▸ THE EXERCISE
Scan the data. Collect each line that contains the word "this".

start DATA SUPPLIED

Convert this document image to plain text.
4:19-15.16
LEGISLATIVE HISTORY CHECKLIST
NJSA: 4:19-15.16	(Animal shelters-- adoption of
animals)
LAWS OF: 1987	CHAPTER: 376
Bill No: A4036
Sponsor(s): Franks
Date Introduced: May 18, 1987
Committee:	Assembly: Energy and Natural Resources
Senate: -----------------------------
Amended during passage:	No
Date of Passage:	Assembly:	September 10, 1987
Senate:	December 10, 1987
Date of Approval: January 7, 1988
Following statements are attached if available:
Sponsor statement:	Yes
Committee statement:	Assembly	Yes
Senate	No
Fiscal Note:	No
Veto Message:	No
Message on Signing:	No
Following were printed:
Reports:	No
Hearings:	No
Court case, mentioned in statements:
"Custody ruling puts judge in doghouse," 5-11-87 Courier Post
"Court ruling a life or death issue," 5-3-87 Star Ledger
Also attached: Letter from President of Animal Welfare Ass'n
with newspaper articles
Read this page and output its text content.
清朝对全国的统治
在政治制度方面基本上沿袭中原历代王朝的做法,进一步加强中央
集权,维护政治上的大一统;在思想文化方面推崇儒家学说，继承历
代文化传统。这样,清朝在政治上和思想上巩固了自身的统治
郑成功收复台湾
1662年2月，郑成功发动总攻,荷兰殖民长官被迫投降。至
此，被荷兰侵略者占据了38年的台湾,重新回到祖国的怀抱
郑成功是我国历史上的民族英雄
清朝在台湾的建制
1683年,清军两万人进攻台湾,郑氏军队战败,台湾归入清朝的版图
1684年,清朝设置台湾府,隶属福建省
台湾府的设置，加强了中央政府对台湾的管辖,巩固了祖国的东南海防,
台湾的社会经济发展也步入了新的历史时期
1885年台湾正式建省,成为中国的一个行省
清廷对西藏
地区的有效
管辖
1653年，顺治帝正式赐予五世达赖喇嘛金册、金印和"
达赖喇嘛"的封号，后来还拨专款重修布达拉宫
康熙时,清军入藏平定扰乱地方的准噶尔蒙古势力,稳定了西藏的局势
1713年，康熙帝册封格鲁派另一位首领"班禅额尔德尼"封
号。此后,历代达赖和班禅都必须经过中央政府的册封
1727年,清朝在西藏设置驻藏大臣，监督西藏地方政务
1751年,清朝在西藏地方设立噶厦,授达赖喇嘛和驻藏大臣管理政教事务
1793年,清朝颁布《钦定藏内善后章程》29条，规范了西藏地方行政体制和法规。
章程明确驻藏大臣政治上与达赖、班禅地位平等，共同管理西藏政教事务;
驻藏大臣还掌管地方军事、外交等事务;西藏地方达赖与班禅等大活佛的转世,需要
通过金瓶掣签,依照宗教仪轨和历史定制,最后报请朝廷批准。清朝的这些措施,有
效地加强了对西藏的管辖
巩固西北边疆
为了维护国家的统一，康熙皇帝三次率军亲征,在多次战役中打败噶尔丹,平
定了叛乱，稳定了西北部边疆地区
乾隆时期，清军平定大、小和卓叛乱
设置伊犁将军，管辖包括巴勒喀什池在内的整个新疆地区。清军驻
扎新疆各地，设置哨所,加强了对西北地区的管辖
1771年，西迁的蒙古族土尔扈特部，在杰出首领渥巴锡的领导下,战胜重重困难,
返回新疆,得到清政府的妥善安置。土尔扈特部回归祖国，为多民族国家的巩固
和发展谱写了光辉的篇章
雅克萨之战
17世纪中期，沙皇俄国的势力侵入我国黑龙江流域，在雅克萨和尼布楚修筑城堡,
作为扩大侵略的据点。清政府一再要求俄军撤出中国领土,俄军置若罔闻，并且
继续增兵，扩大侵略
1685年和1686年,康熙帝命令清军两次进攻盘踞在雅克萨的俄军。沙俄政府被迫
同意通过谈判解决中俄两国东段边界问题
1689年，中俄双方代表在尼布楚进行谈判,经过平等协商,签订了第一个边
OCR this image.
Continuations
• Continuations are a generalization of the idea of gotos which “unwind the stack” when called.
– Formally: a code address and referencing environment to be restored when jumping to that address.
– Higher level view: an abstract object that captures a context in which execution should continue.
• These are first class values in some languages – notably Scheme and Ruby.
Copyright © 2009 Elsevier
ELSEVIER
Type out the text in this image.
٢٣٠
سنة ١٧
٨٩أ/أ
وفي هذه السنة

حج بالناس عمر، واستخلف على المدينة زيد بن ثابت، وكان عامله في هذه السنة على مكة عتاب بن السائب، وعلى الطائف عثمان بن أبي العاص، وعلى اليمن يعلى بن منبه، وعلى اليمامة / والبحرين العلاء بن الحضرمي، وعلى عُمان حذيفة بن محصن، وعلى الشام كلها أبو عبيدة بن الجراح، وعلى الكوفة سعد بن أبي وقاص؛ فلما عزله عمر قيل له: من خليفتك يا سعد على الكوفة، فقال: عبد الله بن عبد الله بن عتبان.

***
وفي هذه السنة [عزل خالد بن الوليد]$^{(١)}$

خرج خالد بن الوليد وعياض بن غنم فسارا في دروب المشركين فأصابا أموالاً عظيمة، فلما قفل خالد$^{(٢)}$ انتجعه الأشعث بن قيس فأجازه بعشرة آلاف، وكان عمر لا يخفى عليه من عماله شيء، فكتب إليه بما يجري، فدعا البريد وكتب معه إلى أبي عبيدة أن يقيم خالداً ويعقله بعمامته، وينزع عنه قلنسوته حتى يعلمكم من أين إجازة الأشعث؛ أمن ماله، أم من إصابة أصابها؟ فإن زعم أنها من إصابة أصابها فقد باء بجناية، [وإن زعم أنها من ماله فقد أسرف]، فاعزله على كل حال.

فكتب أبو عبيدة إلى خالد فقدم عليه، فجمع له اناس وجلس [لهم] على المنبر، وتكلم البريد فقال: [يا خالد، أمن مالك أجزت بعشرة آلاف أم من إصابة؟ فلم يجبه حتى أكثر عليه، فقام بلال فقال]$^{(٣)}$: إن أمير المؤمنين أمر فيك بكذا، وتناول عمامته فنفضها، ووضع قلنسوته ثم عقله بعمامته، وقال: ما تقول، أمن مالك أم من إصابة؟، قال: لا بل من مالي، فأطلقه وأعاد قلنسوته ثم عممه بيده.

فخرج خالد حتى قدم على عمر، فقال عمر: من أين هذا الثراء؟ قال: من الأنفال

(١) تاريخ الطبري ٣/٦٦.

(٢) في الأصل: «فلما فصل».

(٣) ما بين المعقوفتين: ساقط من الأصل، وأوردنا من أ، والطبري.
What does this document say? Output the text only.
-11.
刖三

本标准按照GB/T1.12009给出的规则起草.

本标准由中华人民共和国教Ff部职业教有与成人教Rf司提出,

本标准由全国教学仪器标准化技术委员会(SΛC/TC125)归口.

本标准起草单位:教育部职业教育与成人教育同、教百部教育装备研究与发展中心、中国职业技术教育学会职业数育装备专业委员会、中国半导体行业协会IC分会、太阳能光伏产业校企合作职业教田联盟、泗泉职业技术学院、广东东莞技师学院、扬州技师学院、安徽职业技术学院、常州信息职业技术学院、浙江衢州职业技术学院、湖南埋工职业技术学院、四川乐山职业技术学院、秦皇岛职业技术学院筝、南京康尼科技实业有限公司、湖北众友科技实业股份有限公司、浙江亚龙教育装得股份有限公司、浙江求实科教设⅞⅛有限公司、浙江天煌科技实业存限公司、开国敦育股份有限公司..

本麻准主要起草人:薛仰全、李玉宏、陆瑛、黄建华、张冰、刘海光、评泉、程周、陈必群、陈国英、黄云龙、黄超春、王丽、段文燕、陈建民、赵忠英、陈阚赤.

end DATA SUPPLIED

▸ CORRECT ANSWER
Convert this document image to plain text.
Read this page and output its text content.
OCR this image.
Type out the text in this image.
What does this document say? Output the text only.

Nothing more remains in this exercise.